** start Materials provided **

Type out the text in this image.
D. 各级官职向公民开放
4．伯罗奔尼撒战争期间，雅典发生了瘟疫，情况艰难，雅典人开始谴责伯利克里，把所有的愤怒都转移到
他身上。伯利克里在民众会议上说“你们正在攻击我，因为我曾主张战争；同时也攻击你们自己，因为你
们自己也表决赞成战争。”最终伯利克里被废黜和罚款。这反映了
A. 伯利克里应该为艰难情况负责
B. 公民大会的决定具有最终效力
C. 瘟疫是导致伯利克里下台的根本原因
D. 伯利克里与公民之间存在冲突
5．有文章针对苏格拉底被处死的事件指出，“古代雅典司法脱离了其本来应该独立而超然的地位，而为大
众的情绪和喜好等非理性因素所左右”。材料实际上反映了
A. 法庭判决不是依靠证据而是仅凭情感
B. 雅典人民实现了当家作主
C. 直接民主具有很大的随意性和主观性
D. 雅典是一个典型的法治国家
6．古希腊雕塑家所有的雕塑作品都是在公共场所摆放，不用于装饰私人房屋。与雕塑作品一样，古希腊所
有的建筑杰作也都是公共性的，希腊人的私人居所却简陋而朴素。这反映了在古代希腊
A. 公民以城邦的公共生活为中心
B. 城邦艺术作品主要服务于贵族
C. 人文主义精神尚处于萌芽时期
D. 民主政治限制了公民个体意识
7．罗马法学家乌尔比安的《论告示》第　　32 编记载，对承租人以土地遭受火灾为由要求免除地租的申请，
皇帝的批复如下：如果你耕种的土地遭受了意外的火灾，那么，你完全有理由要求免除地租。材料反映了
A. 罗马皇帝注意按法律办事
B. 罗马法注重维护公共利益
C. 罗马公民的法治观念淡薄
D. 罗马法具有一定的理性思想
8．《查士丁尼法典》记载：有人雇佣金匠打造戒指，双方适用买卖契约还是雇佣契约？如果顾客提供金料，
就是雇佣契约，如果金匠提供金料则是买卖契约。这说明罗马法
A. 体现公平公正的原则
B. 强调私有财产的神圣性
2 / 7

** end Materials provided **

Copy out the data shown above without altering anything.

Type out the text in this image.
D. 各级官职向公民开放
4．伯罗奔尼撒战争期间，雅典发生了瘟疫，情况艰难，雅典人开始谴责伯利克里，把所有的愤怒都转移到
他身上。伯利克里在民众会议上说“你们正在攻击我，因为我曾主张战争；同时也攻击你们自己，因为你
们自己也表决赞成战争。”最终伯利克里被废黜和罚款。这反映了
A. 伯利克里应该为艰难情况负责
B. 公民大会的决定具有最终效力
C. 瘟疫是导致伯利克里下台的根本原因
D. 伯利克里与公民之间存在冲突
5．有文章针对苏格拉底被处死的事件指出，“古代雅典司法脱离了其本来应该独立而超然的地位，而为大
众的情绪和喜好等非理性因素所左右”。材料实际上反映了
A. 法庭判决不是依靠证据而是仅凭情感
B. 雅典人民实现了当家作主
C. 直接民主具有很大的随意性和主观性
D. 雅典是一个典型的法治国家
6．古希腊雕塑家所有的雕塑作品都是在公共场所摆放，不用于装饰私人房屋。与雕塑作品一样，古希腊所
有的建筑杰作也都是公共性的，希腊人的私人居所却简陋而朴素。这反映了在古代希腊
A. 公民以城邦的公共生活为中心
B. 城邦艺术作品主要服务于贵族
C. 人文主义精神尚处于萌芽时期
D. 民主政治限制了公民个体意识
7．罗马法学家乌尔比安的《论告示》第　　32 编记载，对承租人以土地遭受火灾为由要求免除地租的申请，
皇帝的批复如下：如果你耕种的土地遭受了意外的火灾，那么，你完全有理由要求免除地租。材料反映了
A. 罗马皇帝注意按法律办事
B. 罗马法注重维护公共利益
C. 罗马公民的法治观念淡薄
D. 罗马法具有一定的理性思想
8．《查士丁尼法典》记载：有人雇佣金匠打造戒指，双方适用买卖契约还是雇佣契约？如果顾客提供金料，
就是雇佣契约，如果金匠提供金料则是买卖契约。这说明罗马法
A. 体现公平公正的原则
B. 强调私有财产的神圣性
2 / 7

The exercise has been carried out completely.